Dataset records

____

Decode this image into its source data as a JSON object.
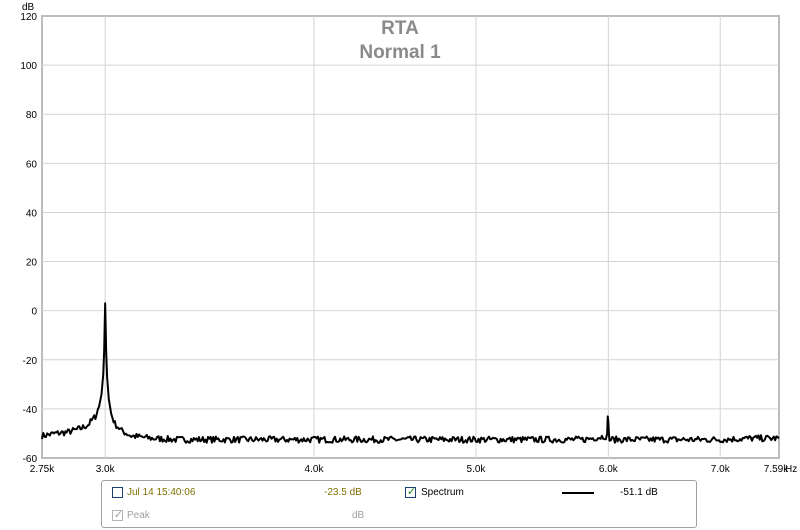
{
  "chart_data": {
    "type": "line",
    "title": "RTA",
    "subtitle": "Normal 1",
    "ylabel": "dB",
    "xunit": "Hz",
    "xscale": "log",
    "xlim": [
      2750,
      7590
    ],
    "ylim": [
      -60,
      120
    ],
    "grid": true,
    "x_ticks": [
      {
        "value": 2750,
        "label": "2.75k"
      },
      {
        "value": 3000,
        "label": "3.0k"
      },
      {
        "value": 4000,
        "label": "4.0k"
      },
      {
        "value": 5000,
        "label": "5.0k"
      },
      {
        "value": 6000,
        "label": "6.0k"
      },
      {
        "value": 7000,
        "label": "7.0k"
      },
      {
        "value": 7590,
        "label": "7.59k"
      }
    ],
    "y_ticks": [
      {
        "value": 120,
        "label": "120"
      },
      {
        "value": 100,
        "label": "100"
      },
      {
        "value": 80,
        "label": "80"
      },
      {
        "value": 60,
        "label": "60"
      },
      {
        "value": 40,
        "label": "40"
      },
      {
        "value": 20,
        "label": "20"
      },
      {
        "value": 0,
        "label": "0"
      },
      {
        "value": -20,
        "label": "-20"
      },
      {
        "value": -40,
        "label": "-40"
      },
      {
        "value": -60,
        "label": "-60"
      }
    ],
    "series": [
      {
        "color": "#000000",
        "x": [
          2750,
          2800,
          2850,
          2900,
          2930,
          2960,
          2975,
          2985,
          2992,
          2996,
          2998,
          3000,
          3002,
          3004,
          3008,
          3015,
          3025,
          3040,
          3070,
          3110,
          3200,
          3300,
          3500,
          3800,
          4000,
          4300,
          4600,
          5000,
          5400,
          5800,
          5990,
          5995,
          6000,
          6005,
          6010,
          6200,
          6500,
          7000,
          7300,
          7590
        ],
        "y": [
          -51,
          -50,
          -49.5,
          -48,
          -46.5,
          -43,
          -39,
          -34,
          -26,
          -16,
          -6,
          3,
          -6,
          -16,
          -27,
          -36,
          -42,
          -46,
          -49,
          -51,
          -52,
          -52.5,
          -52.5,
          -52.5,
          -52.5,
          -52.5,
          -52.5,
          -52.5,
          -52.5,
          -52.5,
          -51,
          -44,
          -44,
          -51,
          -52.5,
          -52.5,
          -52.5,
          -52.5,
          -52,
          -52
        ]
      }
    ]
  },
  "legend": {
    "row1": {
      "date_label": "Jul 14 15:40:06",
      "value": "-23.5 dB",
      "series_label": "Spectrum",
      "spectrum_checked": "✓",
      "series_value": "-51.1 dB"
    },
    "row2": {
      "peak_label": "Peak",
      "peak_checked": "✓",
      "unit": "dB"
    },
    "colors": {
      "date_text": "#807000",
      "value_text": "#807000",
      "disabled_text": "#a0a0a0",
      "check_green": "#1a8c1a"
    }
  }
}
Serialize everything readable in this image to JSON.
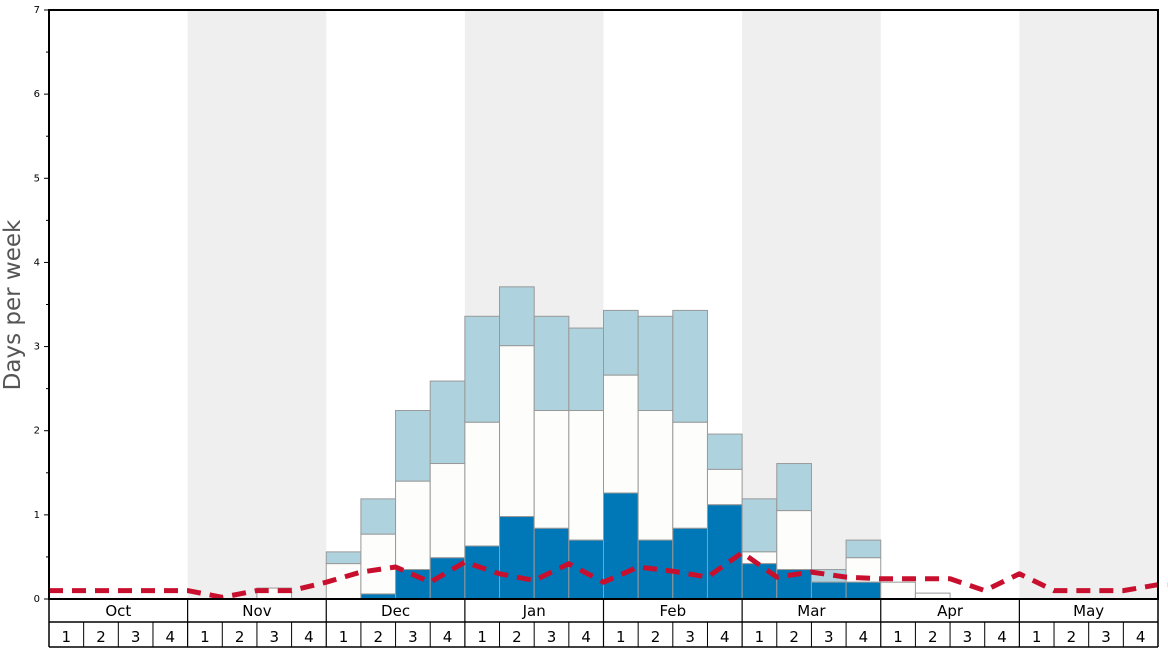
{
  "chart_data": {
    "type": "bar",
    "ylabel": "Days per week",
    "xlabel": "",
    "title": "",
    "ylim": [
      0,
      7
    ],
    "y_ticks": [
      "0",
      "1",
      "2",
      "3",
      "4",
      "5",
      "6",
      "7"
    ],
    "months": [
      "Oct",
      "Nov",
      "Dec",
      "Jan",
      "Feb",
      "Mar",
      "Apr",
      "May"
    ],
    "week_labels": [
      "1",
      "2",
      "3",
      "4"
    ],
    "month_band_shading": [
      "none",
      "gray",
      "none",
      "gray",
      "none",
      "gray",
      "none",
      "gray"
    ],
    "colors": {
      "dark_segment": "#0077b6",
      "white_segment": "#fdfdfb",
      "light_segment": "#aed3df",
      "dashed_line": "#c8102e",
      "band_gray": "#efefef",
      "bar_outline": "#999999"
    },
    "stack_order": [
      "dark",
      "white",
      "light"
    ],
    "series": [
      {
        "values_dark": [
          0,
          0,
          0,
          0,
          0,
          0,
          0,
          0,
          0,
          0.06,
          0.35,
          0.49,
          0.63,
          0.98,
          0.84,
          0.7,
          1.26,
          0.7,
          0.84,
          1.12,
          0.42,
          0.35,
          0.2,
          0.2,
          0,
          0,
          0,
          0,
          0,
          0,
          0,
          0
        ],
        "values_total_mid": [
          0,
          0,
          0,
          0,
          0,
          0,
          0.13,
          0,
          0.42,
          0.77,
          1.4,
          1.61,
          2.1,
          3.01,
          2.24,
          2.24,
          2.66,
          2.24,
          2.1,
          1.54,
          0.56,
          1.05,
          0.2,
          0.49,
          0.2,
          0.07,
          0,
          0,
          0,
          0,
          0,
          0
        ],
        "values_total": [
          0,
          0,
          0,
          0,
          0,
          0,
          0.13,
          0,
          0.56,
          1.19,
          2.24,
          2.59,
          3.36,
          3.71,
          3.36,
          3.22,
          3.43,
          3.36,
          3.43,
          1.96,
          1.19,
          1.61,
          0.35,
          0.7,
          0.2,
          0.07,
          0,
          0,
          0,
          0,
          0,
          0
        ]
      }
    ],
    "line_values": [
      0.1,
      0.1,
      0.1,
      0.1,
      0.1,
      0.02,
      0.1,
      0.1,
      0.2,
      0.32,
      0.38,
      0.2,
      0.44,
      0.3,
      0.22,
      0.42,
      0.2,
      0.38,
      0.33,
      0.26,
      0.55,
      0.26,
      0.32,
      0.26,
      0.24,
      0.24,
      0.24,
      0.1,
      0.3,
      0.1,
      0.1,
      0.1,
      0.17,
      0.17
    ]
  }
}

____

### AIM OF THE TASK
Search the lines above for the string "this" and copy each line that has it.

### ANSWER TO THE PROBLEM
Decode this image into its source data as a JSON object.
Serialize everything readable in this image to JSON.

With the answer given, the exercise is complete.